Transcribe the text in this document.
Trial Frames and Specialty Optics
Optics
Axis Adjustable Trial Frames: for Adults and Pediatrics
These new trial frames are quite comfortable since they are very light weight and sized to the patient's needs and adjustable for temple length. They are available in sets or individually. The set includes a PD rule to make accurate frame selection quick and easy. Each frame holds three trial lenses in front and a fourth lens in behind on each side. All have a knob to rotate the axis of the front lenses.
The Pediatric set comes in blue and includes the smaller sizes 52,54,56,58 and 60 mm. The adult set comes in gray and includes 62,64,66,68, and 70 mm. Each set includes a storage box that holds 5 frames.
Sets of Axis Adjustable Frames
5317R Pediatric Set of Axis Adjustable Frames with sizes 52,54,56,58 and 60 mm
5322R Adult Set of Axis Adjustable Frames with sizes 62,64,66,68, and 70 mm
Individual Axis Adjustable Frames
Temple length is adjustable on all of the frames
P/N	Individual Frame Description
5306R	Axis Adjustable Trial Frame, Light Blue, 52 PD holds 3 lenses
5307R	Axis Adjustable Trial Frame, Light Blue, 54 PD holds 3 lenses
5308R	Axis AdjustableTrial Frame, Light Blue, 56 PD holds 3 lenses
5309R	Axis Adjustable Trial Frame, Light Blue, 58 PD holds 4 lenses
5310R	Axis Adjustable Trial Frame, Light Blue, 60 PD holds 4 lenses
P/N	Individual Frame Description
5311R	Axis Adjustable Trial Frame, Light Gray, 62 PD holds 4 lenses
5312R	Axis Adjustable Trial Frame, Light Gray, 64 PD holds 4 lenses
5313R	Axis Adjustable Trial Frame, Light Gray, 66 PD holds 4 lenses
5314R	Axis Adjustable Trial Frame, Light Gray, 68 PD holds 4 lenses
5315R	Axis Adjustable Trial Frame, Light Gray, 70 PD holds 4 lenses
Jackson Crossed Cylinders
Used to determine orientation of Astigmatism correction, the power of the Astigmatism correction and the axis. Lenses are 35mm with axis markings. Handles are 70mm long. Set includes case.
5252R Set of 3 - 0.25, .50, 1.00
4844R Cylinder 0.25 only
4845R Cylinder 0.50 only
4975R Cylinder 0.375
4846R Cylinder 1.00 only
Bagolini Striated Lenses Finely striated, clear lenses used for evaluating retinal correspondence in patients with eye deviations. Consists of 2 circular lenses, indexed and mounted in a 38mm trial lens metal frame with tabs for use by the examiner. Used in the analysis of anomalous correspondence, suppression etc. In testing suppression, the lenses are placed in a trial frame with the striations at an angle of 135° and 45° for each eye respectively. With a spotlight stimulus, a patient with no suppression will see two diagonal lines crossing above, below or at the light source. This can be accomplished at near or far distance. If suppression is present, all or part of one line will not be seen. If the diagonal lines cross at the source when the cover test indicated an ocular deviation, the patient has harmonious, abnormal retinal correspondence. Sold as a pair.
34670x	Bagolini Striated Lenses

_ _ _ _ _

Whatever appears in the material must be set down again, word for word.

Transcribe the text in this document.
Trial Frames and Specialty Optics
Optics
Axis Adjustable Trial Frames: for Adults and Pediatrics
These new trial frames are quite comfortable since they are very light weight and sized to the patient's needs and adjustable for temple length. They are available in sets or individually. The set includes a PD rule to make accurate frame selection quick and easy. Each frame holds three trial lenses in front and a fourth lens in behind on each side. All have a knob to rotate the axis of the front lenses.
The Pediatric set comes in blue and includes the smaller sizes 52,54,56,58 and 60 mm. The adult set comes in gray and includes 62,64,66,68, and 70 mm. Each set includes a storage box that holds 5 frames.
Sets of Axis Adjustable Frames
5317R Pediatric Set of Axis Adjustable Frames with sizes 52,54,56,58 and 60 mm
5322R Adult Set of Axis Adjustable Frames with sizes 62,64,66,68, and 70 mm
Individual Axis Adjustable Frames
Temple length is adjustable on all of the frames
P/N	Individual Frame Description
5306R	Axis Adjustable Trial Frame, Light Blue, 52 PD holds 3 lenses
5307R	Axis Adjustable Trial Frame, Light Blue, 54 PD holds 3 lenses
5308R	Axis AdjustableTrial Frame, Light Blue, 56 PD holds 3 lenses
5309R	Axis Adjustable Trial Frame, Light Blue, 58 PD holds 4 lenses
5310R	Axis Adjustable Trial Frame, Light Blue, 60 PD holds 4 lenses
P/N	Individual Frame Description
5311R	Axis Adjustable Trial Frame, Light Gray, 62 PD holds 4 lenses
5312R	Axis Adjustable Trial Frame, Light Gray, 64 PD holds 4 lenses
5313R	Axis Adjustable Trial Frame, Light Gray, 66 PD holds 4 lenses
5314R	Axis Adjustable Trial Frame, Light Gray, 68 PD holds 4 lenses
5315R	Axis Adjustable Trial Frame, Light Gray, 70 PD holds 4 lenses
Jackson Crossed Cylinders
Used to determine orientation of Astigmatism correction, the power of the Astigmatism correction and the axis. Lenses are 35mm with axis markings. Handles are 70mm long. Set includes case.
5252R Set of 3 - 0.25, .50, 1.00
4844R Cylinder 0.25 only
4845R Cylinder 0.50 only
4975R Cylinder 0.375
4846R Cylinder 1.00 only
Bagolini Striated Lenses Finely striated, clear lenses used for evaluating retinal correspondence in patients with eye deviations. Consists of 2 circular lenses, indexed and mounted in a 38mm trial lens metal frame with tabs for use by the examiner. Used in the analysis of anomalous correspondence, suppression etc. In testing suppression, the lenses are placed in a trial frame with the striations at an angle of 135° and 45° for each eye respectively. With a spotlight stimulus, a patient with no suppression will see two diagonal lines crossing above, below or at the light source. This can be accomplished at near or far distance. If suppression is present, all or part of one line will not be seen. If the diagonal lines cross at the source when the cover test indicated an ocular deviation, the patient has harmonious, abnormal retinal correspondence. Sold as a pair.
34670x	Bagolini Striated Lenses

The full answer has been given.